● **INPUT RECORDS**
--- Begin ---
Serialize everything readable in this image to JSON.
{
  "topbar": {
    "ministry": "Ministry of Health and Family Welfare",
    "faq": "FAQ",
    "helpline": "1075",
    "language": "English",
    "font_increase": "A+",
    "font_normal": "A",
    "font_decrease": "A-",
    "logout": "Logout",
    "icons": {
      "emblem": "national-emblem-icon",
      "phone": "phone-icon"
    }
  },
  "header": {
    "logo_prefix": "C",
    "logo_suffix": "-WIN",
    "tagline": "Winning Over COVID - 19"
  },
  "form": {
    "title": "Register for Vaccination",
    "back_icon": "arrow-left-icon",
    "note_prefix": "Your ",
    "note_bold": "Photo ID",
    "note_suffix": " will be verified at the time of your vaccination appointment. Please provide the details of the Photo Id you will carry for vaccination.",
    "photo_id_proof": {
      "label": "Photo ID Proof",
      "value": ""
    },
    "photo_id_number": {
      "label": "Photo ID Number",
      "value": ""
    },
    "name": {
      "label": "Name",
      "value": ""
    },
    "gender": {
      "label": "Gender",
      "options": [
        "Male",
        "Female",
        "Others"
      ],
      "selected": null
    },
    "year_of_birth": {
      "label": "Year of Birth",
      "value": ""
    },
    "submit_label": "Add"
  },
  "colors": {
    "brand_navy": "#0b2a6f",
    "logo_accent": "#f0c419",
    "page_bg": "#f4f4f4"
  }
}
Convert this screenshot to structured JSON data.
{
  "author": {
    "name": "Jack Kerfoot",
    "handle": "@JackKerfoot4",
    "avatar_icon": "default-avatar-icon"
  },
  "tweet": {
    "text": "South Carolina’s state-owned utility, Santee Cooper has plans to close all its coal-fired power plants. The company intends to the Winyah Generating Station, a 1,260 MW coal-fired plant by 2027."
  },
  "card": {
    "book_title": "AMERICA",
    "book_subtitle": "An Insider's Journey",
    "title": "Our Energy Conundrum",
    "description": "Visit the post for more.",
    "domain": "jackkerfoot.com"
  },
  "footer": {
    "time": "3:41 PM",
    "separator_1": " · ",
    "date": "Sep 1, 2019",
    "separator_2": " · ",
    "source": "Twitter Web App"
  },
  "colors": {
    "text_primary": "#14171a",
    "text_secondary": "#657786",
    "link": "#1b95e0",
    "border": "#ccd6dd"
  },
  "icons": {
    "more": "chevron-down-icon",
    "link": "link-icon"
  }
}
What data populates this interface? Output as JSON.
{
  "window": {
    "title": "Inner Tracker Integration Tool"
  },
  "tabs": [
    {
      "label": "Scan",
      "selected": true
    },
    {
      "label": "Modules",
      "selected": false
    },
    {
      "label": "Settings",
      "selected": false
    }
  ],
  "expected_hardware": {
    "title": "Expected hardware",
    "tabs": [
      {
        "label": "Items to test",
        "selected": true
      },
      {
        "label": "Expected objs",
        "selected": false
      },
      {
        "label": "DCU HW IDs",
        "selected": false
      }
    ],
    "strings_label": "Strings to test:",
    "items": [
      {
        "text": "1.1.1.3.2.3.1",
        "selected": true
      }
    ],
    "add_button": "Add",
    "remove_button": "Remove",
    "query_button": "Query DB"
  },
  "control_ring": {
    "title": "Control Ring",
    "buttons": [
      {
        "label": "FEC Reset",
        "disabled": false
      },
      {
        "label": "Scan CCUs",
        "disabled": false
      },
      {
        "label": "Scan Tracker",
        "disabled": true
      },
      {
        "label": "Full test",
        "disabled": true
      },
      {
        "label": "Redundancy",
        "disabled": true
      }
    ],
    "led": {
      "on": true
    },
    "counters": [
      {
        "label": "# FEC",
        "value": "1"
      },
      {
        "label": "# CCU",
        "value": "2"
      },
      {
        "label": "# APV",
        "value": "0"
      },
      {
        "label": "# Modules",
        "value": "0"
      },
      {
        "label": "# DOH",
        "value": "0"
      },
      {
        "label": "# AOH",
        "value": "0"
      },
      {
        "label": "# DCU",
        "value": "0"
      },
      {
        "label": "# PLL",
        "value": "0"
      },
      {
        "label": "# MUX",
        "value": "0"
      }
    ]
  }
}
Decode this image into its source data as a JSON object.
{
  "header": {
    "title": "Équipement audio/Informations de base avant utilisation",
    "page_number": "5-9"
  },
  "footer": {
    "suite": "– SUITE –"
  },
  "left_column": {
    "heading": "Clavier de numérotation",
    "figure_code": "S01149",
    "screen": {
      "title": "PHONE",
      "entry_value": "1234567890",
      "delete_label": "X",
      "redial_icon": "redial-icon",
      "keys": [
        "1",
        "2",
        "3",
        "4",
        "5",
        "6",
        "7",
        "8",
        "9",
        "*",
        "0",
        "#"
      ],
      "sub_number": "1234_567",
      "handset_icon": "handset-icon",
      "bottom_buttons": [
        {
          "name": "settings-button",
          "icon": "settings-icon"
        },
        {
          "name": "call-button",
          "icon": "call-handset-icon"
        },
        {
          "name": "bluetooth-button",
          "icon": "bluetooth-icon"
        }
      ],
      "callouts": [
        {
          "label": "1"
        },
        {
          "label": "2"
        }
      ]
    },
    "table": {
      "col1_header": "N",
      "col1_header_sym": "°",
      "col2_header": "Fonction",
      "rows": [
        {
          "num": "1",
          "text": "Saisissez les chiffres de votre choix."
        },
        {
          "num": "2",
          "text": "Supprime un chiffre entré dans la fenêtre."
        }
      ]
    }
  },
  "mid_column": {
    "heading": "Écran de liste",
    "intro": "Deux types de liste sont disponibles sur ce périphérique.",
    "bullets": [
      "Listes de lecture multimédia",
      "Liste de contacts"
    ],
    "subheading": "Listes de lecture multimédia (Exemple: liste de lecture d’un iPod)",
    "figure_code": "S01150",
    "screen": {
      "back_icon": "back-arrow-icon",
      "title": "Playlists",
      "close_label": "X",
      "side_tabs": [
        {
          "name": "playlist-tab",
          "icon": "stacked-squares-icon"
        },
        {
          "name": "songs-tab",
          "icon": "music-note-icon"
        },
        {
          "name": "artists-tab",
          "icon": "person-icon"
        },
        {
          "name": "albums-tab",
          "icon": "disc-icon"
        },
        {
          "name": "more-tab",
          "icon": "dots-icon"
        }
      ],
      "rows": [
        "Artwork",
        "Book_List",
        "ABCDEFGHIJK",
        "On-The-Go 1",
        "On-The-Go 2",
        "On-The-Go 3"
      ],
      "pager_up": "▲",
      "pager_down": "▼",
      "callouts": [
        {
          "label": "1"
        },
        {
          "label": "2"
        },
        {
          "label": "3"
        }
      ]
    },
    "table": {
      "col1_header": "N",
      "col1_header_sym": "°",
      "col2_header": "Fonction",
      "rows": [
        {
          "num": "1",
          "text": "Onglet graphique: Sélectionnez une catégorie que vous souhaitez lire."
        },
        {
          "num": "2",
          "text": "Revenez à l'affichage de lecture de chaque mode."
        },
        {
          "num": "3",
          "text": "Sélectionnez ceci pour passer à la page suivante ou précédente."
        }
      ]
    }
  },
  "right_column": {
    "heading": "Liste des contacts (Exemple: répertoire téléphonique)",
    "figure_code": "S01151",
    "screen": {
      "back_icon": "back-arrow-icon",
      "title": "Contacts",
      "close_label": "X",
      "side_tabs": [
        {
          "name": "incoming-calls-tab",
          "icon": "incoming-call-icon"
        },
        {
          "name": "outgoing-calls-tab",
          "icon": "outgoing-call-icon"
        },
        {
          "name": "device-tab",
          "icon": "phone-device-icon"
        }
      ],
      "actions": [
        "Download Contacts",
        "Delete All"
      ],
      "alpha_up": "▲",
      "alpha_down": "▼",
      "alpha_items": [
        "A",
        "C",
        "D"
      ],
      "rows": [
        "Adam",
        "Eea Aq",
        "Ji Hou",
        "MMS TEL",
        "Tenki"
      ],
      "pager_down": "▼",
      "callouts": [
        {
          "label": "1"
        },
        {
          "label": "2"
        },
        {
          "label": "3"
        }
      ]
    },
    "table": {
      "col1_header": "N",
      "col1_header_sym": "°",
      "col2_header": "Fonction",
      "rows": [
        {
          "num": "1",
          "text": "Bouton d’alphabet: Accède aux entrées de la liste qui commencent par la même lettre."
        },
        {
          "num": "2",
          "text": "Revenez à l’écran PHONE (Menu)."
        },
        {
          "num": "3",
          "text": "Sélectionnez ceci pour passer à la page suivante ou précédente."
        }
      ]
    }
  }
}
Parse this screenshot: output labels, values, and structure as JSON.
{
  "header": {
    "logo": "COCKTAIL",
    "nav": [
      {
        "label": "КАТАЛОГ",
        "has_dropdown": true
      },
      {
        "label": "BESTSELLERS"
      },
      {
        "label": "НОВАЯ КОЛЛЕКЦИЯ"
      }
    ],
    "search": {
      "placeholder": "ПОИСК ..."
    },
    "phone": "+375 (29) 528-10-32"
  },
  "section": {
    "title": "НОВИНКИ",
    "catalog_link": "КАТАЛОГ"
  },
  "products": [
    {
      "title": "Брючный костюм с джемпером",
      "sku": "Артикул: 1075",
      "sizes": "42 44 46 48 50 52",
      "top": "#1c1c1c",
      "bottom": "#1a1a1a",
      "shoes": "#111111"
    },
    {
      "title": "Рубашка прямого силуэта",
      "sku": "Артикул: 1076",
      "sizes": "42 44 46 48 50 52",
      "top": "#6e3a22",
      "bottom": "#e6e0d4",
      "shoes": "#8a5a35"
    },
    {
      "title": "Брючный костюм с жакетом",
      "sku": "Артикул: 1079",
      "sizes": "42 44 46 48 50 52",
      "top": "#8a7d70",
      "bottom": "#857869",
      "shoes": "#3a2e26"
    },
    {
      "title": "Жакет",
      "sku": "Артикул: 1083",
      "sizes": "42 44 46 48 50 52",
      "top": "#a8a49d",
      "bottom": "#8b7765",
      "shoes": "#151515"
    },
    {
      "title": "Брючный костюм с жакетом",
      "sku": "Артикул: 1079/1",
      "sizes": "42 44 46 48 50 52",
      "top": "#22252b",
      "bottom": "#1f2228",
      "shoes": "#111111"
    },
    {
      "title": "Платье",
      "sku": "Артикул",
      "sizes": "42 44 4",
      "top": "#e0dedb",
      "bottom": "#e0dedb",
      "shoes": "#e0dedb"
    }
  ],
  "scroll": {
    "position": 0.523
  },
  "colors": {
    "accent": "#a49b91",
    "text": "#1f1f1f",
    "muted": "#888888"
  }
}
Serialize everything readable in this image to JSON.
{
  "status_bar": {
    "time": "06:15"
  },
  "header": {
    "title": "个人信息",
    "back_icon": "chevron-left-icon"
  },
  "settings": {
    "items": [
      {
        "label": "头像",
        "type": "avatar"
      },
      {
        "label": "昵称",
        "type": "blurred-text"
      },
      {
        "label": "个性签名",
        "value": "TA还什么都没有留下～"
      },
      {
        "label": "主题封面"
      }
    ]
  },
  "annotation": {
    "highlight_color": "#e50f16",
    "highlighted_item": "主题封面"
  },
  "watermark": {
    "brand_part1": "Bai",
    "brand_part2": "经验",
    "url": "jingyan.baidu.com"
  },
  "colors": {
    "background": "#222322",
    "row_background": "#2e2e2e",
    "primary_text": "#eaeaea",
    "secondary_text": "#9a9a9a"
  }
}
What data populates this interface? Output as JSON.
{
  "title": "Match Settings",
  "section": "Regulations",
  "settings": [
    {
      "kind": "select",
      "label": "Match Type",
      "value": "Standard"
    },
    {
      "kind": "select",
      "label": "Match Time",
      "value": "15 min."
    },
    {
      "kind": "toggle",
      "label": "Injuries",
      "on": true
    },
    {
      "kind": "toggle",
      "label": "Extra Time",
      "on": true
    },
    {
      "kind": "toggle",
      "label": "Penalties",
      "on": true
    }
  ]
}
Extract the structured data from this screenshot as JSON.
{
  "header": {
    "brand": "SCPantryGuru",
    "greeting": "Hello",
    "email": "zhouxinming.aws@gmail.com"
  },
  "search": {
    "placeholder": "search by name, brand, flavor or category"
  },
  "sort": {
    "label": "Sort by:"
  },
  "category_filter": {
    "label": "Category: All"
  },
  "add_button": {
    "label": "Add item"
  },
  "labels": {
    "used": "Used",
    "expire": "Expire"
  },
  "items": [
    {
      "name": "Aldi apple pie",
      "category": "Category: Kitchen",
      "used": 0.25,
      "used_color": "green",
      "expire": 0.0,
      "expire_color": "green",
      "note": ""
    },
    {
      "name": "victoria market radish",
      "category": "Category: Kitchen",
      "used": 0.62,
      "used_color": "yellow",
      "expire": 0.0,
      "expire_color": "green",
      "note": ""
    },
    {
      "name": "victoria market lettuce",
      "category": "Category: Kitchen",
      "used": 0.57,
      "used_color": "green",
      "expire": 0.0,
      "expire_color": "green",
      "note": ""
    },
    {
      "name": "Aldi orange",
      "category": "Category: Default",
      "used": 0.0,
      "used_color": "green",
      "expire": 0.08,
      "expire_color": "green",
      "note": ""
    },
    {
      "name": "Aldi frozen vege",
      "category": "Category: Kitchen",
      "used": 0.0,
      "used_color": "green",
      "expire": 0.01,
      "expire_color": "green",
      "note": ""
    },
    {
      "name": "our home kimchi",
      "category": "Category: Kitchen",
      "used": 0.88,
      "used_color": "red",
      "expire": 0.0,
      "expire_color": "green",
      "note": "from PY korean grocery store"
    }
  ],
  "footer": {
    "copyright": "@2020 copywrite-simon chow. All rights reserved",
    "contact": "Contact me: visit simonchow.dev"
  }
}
--- End ---
● **OBJECTIVE**
From the records given above, copy all lines containing "JSON".

● **SOLUTION FOR THIS EXERCISE**
Serialize everything readable in this image to JSON.
Convert this screenshot to structured JSON data.
What data populates this interface? Output as JSON.
Decode this image into its source data as a JSON object.
Parse this screenshot: output labels, values, and structure as JSON.
Serialize everything readable in this image to JSON.
What data populates this interface? Output as JSON.
Extract the structured data from this screenshot as JSON.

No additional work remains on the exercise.